§ **Problem**
Reproduce each line of the material precisely.

§ **Entries provided**
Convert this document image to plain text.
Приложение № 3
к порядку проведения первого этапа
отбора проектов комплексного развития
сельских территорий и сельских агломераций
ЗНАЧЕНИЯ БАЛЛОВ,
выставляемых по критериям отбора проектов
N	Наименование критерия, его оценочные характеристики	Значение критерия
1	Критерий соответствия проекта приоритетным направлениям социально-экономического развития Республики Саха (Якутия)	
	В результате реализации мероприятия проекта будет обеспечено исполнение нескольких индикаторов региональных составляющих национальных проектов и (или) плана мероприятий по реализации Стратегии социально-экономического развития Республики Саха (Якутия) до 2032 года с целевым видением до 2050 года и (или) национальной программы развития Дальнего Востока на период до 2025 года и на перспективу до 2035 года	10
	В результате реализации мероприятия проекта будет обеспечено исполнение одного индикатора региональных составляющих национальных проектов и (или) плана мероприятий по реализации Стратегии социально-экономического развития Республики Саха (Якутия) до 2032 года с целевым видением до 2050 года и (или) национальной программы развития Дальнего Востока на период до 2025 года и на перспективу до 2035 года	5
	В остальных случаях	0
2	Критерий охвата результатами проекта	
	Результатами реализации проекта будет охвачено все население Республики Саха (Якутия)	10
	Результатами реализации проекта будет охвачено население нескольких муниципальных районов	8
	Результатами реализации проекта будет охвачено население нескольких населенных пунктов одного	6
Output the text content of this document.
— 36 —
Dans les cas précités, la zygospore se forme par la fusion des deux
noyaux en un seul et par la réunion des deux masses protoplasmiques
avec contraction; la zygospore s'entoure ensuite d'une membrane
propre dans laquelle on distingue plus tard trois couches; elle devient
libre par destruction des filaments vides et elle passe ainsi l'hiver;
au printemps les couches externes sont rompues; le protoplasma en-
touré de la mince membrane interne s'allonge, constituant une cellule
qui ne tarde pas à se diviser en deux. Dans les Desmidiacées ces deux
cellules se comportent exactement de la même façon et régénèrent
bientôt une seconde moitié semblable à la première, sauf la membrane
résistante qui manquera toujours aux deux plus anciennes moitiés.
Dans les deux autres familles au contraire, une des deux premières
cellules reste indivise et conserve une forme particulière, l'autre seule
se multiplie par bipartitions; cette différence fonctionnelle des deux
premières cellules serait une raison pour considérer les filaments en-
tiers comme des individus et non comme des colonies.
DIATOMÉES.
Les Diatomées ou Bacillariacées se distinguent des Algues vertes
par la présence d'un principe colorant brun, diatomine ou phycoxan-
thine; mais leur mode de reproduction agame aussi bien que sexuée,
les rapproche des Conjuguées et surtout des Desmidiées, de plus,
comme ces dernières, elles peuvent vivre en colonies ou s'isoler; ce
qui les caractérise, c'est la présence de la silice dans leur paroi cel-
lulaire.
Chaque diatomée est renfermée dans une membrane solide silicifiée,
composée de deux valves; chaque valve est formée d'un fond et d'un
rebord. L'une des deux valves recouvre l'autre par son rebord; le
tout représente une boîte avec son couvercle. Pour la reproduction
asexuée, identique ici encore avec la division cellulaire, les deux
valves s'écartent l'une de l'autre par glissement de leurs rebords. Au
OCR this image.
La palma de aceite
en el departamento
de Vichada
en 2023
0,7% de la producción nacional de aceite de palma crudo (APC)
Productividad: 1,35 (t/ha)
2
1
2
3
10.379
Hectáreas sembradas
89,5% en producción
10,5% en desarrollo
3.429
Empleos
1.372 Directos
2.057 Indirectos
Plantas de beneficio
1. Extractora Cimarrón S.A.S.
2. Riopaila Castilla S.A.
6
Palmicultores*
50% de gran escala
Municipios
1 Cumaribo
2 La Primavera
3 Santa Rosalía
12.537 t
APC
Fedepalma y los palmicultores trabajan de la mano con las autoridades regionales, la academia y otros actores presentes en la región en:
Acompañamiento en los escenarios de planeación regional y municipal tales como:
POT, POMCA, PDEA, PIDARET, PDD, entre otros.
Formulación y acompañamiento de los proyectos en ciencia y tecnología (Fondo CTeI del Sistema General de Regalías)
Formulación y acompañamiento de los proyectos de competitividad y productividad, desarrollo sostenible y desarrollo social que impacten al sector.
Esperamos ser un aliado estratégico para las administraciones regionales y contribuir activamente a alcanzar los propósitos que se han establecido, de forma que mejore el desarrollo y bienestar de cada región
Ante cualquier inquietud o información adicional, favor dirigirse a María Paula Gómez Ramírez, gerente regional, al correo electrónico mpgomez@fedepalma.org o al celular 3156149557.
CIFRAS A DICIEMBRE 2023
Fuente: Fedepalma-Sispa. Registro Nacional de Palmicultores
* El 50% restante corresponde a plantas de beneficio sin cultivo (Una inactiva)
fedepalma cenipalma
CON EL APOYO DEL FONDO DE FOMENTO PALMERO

§ **Reply to the exercise**
Convert this document image to plain text.
Приложение № 3
к порядку проведения первого этапа
отбора проектов комплексного развития
сельских территорий и сельских агломераций
ЗНАЧЕНИЯ БАЛЛОВ,
выставляемых по критериям отбора проектов
N	Наименование критерия, его оценочные характеристики	Значение критерия
1	Критерий соответствия проекта приоритетным направлениям социально-экономического развития Республики Саха (Якутия)	
	В результате реализации мероприятия проекта будет обеспечено исполнение нескольких индикаторов региональных составляющих национальных проектов и (или) плана мероприятий по реализации Стратегии социально-экономического развития Республики Саха (Якутия) до 2032 года с целевым видением до 2050 года и (или) национальной программы развития Дальнего Востока на период до 2025 года и на перспективу до 2035 года	10
	В результате реализации мероприятия проекта будет обеспечено исполнение одного индикатора региональных составляющих национальных проектов и (или) плана мероприятий по реализации Стратегии социально-экономического развития Республики Саха (Якутия) до 2032 года с целевым видением до 2050 года и (или) национальной программы развития Дальнего Востока на период до 2025 года и на перспективу до 2035 года	5
	В остальных случаях	0
2	Критерий охвата результатами проекта	
	Результатами реализации проекта будет охвачено все население Республики Саха (Якутия)	10
	Результатами реализации проекта будет охвачено население нескольких муниципальных районов	8
	Результатами реализации проекта будет охвачено население нескольких населенных пунктов одного	6
Output the text content of this document.
— 36 —
Dans les cas précités, la zygospore se forme par la fusion des deux
noyaux en un seul et par la réunion des deux masses protoplasmiques
avec contraction; la zygospore s'entoure ensuite d'une membrane
propre dans laquelle on distingue plus tard trois couches; elle devient
libre par destruction des filaments vides et elle passe ainsi l'hiver;
au printemps les couches externes sont rompues; le protoplasma en-
touré de la mince membrane interne s'allonge, constituant une cellule
qui ne tarde pas à se diviser en deux. Dans les Desmidiacées ces deux
cellules se comportent exactement de la même façon et régénèrent
bientôt une seconde moitié semblable à la première, sauf la membrane
résistante qui manquera toujours aux deux plus anciennes moitiés.
Dans les deux autres familles au contraire, une des deux premières
cellules reste indivise et conserve une forme particulière, l'autre seule
se multiplie par bipartitions; cette différence fonctionnelle des deux
premières cellules serait une raison pour considérer les filaments en-
tiers comme des individus et non comme des colonies.
DIATOMÉES.
Les Diatomées ou Bacillariacées se distinguent des Algues vertes
par la présence d'un principe colorant brun, diatomine ou phycoxan-
thine; mais leur mode de reproduction agame aussi bien que sexuée,
les rapproche des Conjuguées et surtout des Desmidiées, de plus,
comme ces dernières, elles peuvent vivre en colonies ou s'isoler; ce
qui les caractérise, c'est la présence de la silice dans leur paroi cel-
lulaire.
Chaque diatomée est renfermée dans une membrane solide silicifiée,
composée de deux valves; chaque valve est formée d'un fond et d'un
rebord. L'une des deux valves recouvre l'autre par son rebord; le
tout représente une boîte avec son couvercle. Pour la reproduction
asexuée, identique ici encore avec la division cellulaire, les deux
valves s'écartent l'une de l'autre par glissement de leurs rebords. Au
OCR this image.
La palma de aceite
en el departamento
de Vichada
en 2023
0,7% de la producción nacional de aceite de palma crudo (APC)
Productividad: 1,35 (t/ha)
2
1
2
3
10.379
Hectáreas sembradas
89,5% en producción
10,5% en desarrollo
3.429
Empleos
1.372 Directos
2.057 Indirectos
Plantas de beneficio
1. Extractora Cimarrón S.A.S.
2. Riopaila Castilla S.A.
6
Palmicultores*
50% de gran escala
Municipios
1 Cumaribo
2 La Primavera
3 Santa Rosalía
12.537 t
APC
Fedepalma y los palmicultores trabajan de la mano con las autoridades regionales, la academia y otros actores presentes en la región en:
Acompañamiento en los escenarios de planeación regional y municipal tales como:
POT, POMCA, PDEA, PIDARET, PDD, entre otros.
Formulación y acompañamiento de los proyectos en ciencia y tecnología (Fondo CTeI del Sistema General de Regalías)
Formulación y acompañamiento de los proyectos de competitividad y productividad, desarrollo sostenible y desarrollo social que impacten al sector.
Esperamos ser un aliado estratégico para las administraciones regionales y contribuir activamente a alcanzar los propósitos que se han establecido, de forma que mejore el desarrollo y bienestar de cada región
Ante cualquier inquietud o información adicional, favor dirigirse a María Paula Gómez Ramírez, gerente regional, al correo electrónico mpgomez@fedepalma.org o al celular 3156149557.
CIFRAS A DICIEMBRE 2023
Fuente: Fedepalma-Sispa. Registro Nacional de Palmicultores
* El 50% restante corresponde a plantas de beneficio sin cultivo (Una inactiva)
fedepalma cenipalma
CON EL APOYO DEL FONDO DE FOMENTO PALMERO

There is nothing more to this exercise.